## Stated exercise:
Go through the data below and copy it exactly, skipping every picture.
## begin Source data
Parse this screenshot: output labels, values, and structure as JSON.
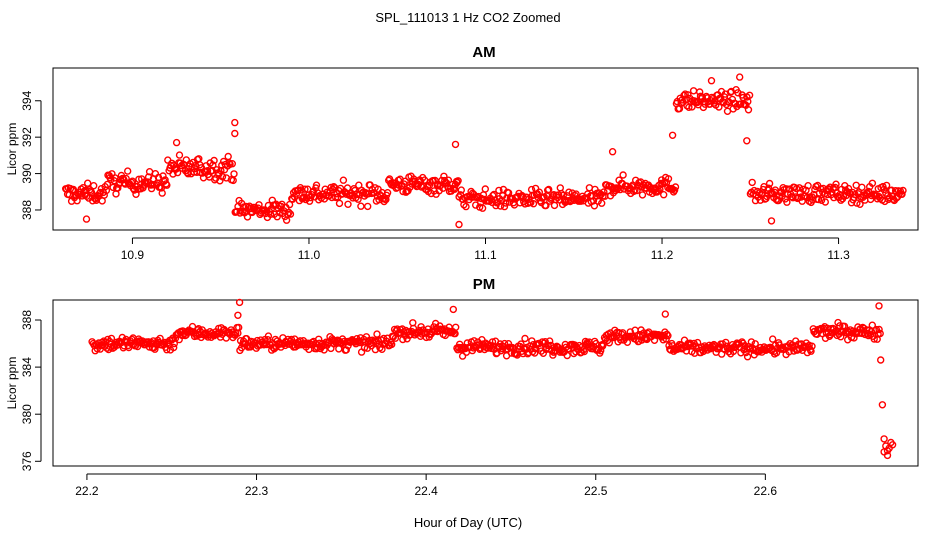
{
  "figure": {
    "title": "SPL_111013  1 Hz CO2 Zoomed",
    "xlabel": "Hour of Day (UTC)"
  },
  "colors": {
    "points": "#ff0000",
    "axes": "#000000",
    "background": "#ffffff"
  },
  "chart_data": [
    {
      "type": "scatter",
      "title": "AM",
      "xlabel": "Hour of Day (UTC)",
      "ylabel": "Licor ppm",
      "xlim": [
        10.855,
        11.345
      ],
      "ylim": [
        386.9,
        395.8
      ],
      "xticks": [
        10.9,
        11.0,
        11.1,
        11.2,
        11.3
      ],
      "yticks": [
        388,
        390,
        392,
        394
      ],
      "marker": "open-circle",
      "segments": [
        {
          "x0": 10.862,
          "x1": 10.885,
          "mean": 388.9,
          "spread": 0.45
        },
        {
          "x0": 10.885,
          "x1": 10.92,
          "mean": 389.5,
          "spread": 0.5
        },
        {
          "x0": 10.92,
          "x1": 10.958,
          "mean": 390.3,
          "spread": 0.55
        },
        {
          "x0": 10.958,
          "x1": 10.99,
          "mean": 388.0,
          "spread": 0.45
        },
        {
          "x0": 10.99,
          "x1": 11.045,
          "mean": 388.9,
          "spread": 0.5
        },
        {
          "x0": 11.045,
          "x1": 11.085,
          "mean": 389.4,
          "spread": 0.45
        },
        {
          "x0": 11.085,
          "x1": 11.168,
          "mean": 388.6,
          "spread": 0.45
        },
        {
          "x0": 11.168,
          "x1": 11.208,
          "mean": 389.3,
          "spread": 0.45
        },
        {
          "x0": 11.208,
          "x1": 11.25,
          "mean": 394.0,
          "spread": 0.45
        },
        {
          "x0": 11.25,
          "x1": 11.337,
          "mean": 388.9,
          "spread": 0.45
        }
      ],
      "highlights": [
        {
          "x": 10.925,
          "y": 391.7
        },
        {
          "x": 10.958,
          "y": 392.8
        },
        {
          "x": 10.958,
          "y": 392.2
        },
        {
          "x": 11.083,
          "y": 391.6
        },
        {
          "x": 11.085,
          "y": 387.2
        },
        {
          "x": 11.172,
          "y": 391.2
        },
        {
          "x": 11.206,
          "y": 392.1
        },
        {
          "x": 11.248,
          "y": 391.8
        },
        {
          "x": 11.244,
          "y": 395.3
        },
        {
          "x": 11.228,
          "y": 395.1
        },
        {
          "x": 10.874,
          "y": 387.5
        },
        {
          "x": 11.262,
          "y": 387.4
        }
      ]
    },
    {
      "type": "scatter",
      "title": "PM",
      "xlabel": "Hour of Day (UTC)",
      "ylabel": "Licor ppm",
      "xlim": [
        22.18,
        22.69
      ],
      "ylim": [
        375.6,
        389.7
      ],
      "xticks": [
        22.2,
        22.3,
        22.4,
        22.5,
        22.6
      ],
      "yticks": [
        376,
        380,
        384,
        388
      ],
      "marker": "open-circle",
      "segments": [
        {
          "x0": 22.203,
          "x1": 22.252,
          "mean": 386.0,
          "spread": 0.55
        },
        {
          "x0": 22.252,
          "x1": 22.29,
          "mean": 386.9,
          "spread": 0.5
        },
        {
          "x0": 22.29,
          "x1": 22.38,
          "mean": 386.0,
          "spread": 0.5
        },
        {
          "x0": 22.38,
          "x1": 22.418,
          "mean": 387.0,
          "spread": 0.5
        },
        {
          "x0": 22.418,
          "x1": 22.505,
          "mean": 385.7,
          "spread": 0.55
        },
        {
          "x0": 22.505,
          "x1": 22.543,
          "mean": 386.6,
          "spread": 0.5
        },
        {
          "x0": 22.543,
          "x1": 22.628,
          "mean": 385.6,
          "spread": 0.5
        },
        {
          "x0": 22.628,
          "x1": 22.668,
          "mean": 387.0,
          "spread": 0.5
        }
      ],
      "highlights": [
        {
          "x": 22.29,
          "y": 389.5
        },
        {
          "x": 22.289,
          "y": 388.4
        },
        {
          "x": 22.416,
          "y": 388.9
        },
        {
          "x": 22.541,
          "y": 388.5
        },
        {
          "x": 22.667,
          "y": 389.2
        },
        {
          "x": 22.668,
          "y": 384.6
        },
        {
          "x": 22.669,
          "y": 380.8
        },
        {
          "x": 22.67,
          "y": 377.9
        },
        {
          "x": 22.671,
          "y": 377.3
        },
        {
          "x": 22.672,
          "y": 376.9
        },
        {
          "x": 22.672,
          "y": 376.5
        },
        {
          "x": 22.673,
          "y": 377.1
        },
        {
          "x": 22.674,
          "y": 377.6
        },
        {
          "x": 22.67,
          "y": 376.8
        },
        {
          "x": 22.675,
          "y": 377.4
        }
      ]
    }
  ]
}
## end Source data
## Expected answer:
Parse this screenshot: output labels, values, and structure as JSON.
{
  "figure": {
    "title": "SPL_111013  1 Hz CO2 Zoomed",
    "xlabel": "Hour of Day (UTC)"
  },
  "colors": {
    "points": "#ff0000",
    "axes": "#000000",
    "background": "#ffffff"
  },
  "chart_data": [
    {
      "type": "scatter",
      "title": "AM",
      "xlabel": "Hour of Day (UTC)",
      "ylabel": "Licor ppm",
      "xlim": [
        10.855,
        11.345
      ],
      "ylim": [
        386.9,
        395.8
      ],
      "xticks": [
        10.9,
        11.0,
        11.1,
        11.2,
        11.3
      ],
      "yticks": [
        388,
        390,
        392,
        394
      ],
      "marker": "open-circle",
      "segments": [
        {
          "x0": 10.862,
          "x1": 10.885,
          "mean": 388.9,
          "spread": 0.45
        },
        {
          "x0": 10.885,
          "x1": 10.92,
          "mean": 389.5,
          "spread": 0.5
        },
        {
          "x0": 10.92,
          "x1": 10.958,
          "mean": 390.3,
          "spread": 0.55
        },
        {
          "x0": 10.958,
          "x1": 10.99,
          "mean": 388.0,
          "spread": 0.45
        },
        {
          "x0": 10.99,
          "x1": 11.045,
          "mean": 388.9,
          "spread": 0.5
        },
        {
          "x0": 11.045,
          "x1": 11.085,
          "mean": 389.4,
          "spread": 0.45
        },
        {
          "x0": 11.085,
          "x1": 11.168,
          "mean": 388.6,
          "spread": 0.45
        },
        {
          "x0": 11.168,
          "x1": 11.208,
          "mean": 389.3,
          "spread": 0.45
        },
        {
          "x0": 11.208,
          "x1": 11.25,
          "mean": 394.0,
          "spread": 0.45
        },
        {
          "x0": 11.25,
          "x1": 11.337,
          "mean": 388.9,
          "spread": 0.45
        }
      ],
      "highlights": [
        {
          "x": 10.925,
          "y": 391.7
        },
        {
          "x": 10.958,
          "y": 392.8
        },
        {
          "x": 10.958,
          "y": 392.2
        },
        {
          "x": 11.083,
          "y": 391.6
        },
        {
          "x": 11.085,
          "y": 387.2
        },
        {
          "x": 11.172,
          "y": 391.2
        },
        {
          "x": 11.206,
          "y": 392.1
        },
        {
          "x": 11.248,
          "y": 391.8
        },
        {
          "x": 11.244,
          "y": 395.3
        },
        {
          "x": 11.228,
          "y": 395.1
        },
        {
          "x": 10.874,
          "y": 387.5
        },
        {
          "x": 11.262,
          "y": 387.4
        }
      ]
    },
    {
      "type": "scatter",
      "title": "PM",
      "xlabel": "Hour of Day (UTC)",
      "ylabel": "Licor ppm",
      "xlim": [
        22.18,
        22.69
      ],
      "ylim": [
        375.6,
        389.7
      ],
      "xticks": [
        22.2,
        22.3,
        22.4,
        22.5,
        22.6
      ],
      "yticks": [
        376,
        380,
        384,
        388
      ],
      "marker": "open-circle",
      "segments": [
        {
          "x0": 22.203,
          "x1": 22.252,
          "mean": 386.0,
          "spread": 0.55
        },
        {
          "x0": 22.252,
          "x1": 22.29,
          "mean": 386.9,
          "spread": 0.5
        },
        {
          "x0": 22.29,
          "x1": 22.38,
          "mean": 386.0,
          "spread": 0.5
        },
        {
          "x0": 22.38,
          "x1": 22.418,
          "mean": 387.0,
          "spread": 0.5
        },
        {
          "x0": 22.418,
          "x1": 22.505,
          "mean": 385.7,
          "spread": 0.55
        },
        {
          "x0": 22.505,
          "x1": 22.543,
          "mean": 386.6,
          "spread": 0.5
        },
        {
          "x0": 22.543,
          "x1": 22.628,
          "mean": 385.6,
          "spread": 0.5
        },
        {
          "x0": 22.628,
          "x1": 22.668,
          "mean": 387.0,
          "spread": 0.5
        }
      ],
      "highlights": [
        {
          "x": 22.29,
          "y": 389.5
        },
        {
          "x": 22.289,
          "y": 388.4
        },
        {
          "x": 22.416,
          "y": 388.9
        },
        {
          "x": 22.541,
          "y": 388.5
        },
        {
          "x": 22.667,
          "y": 389.2
        },
        {
          "x": 22.668,
          "y": 384.6
        },
        {
          "x": 22.669,
          "y": 380.8
        },
        {
          "x": 22.67,
          "y": 377.9
        },
        {
          "x": 22.671,
          "y": 377.3
        },
        {
          "x": 22.672,
          "y": 376.9
        },
        {
          "x": 22.672,
          "y": 376.5
        },
        {
          "x": 22.673,
          "y": 377.1
        },
        {
          "x": 22.674,
          "y": 377.6
        },
        {
          "x": 22.67,
          "y": 376.8
        },
        {
          "x": 22.675,
          "y": 377.4
        }
      ]
    }
  ]
}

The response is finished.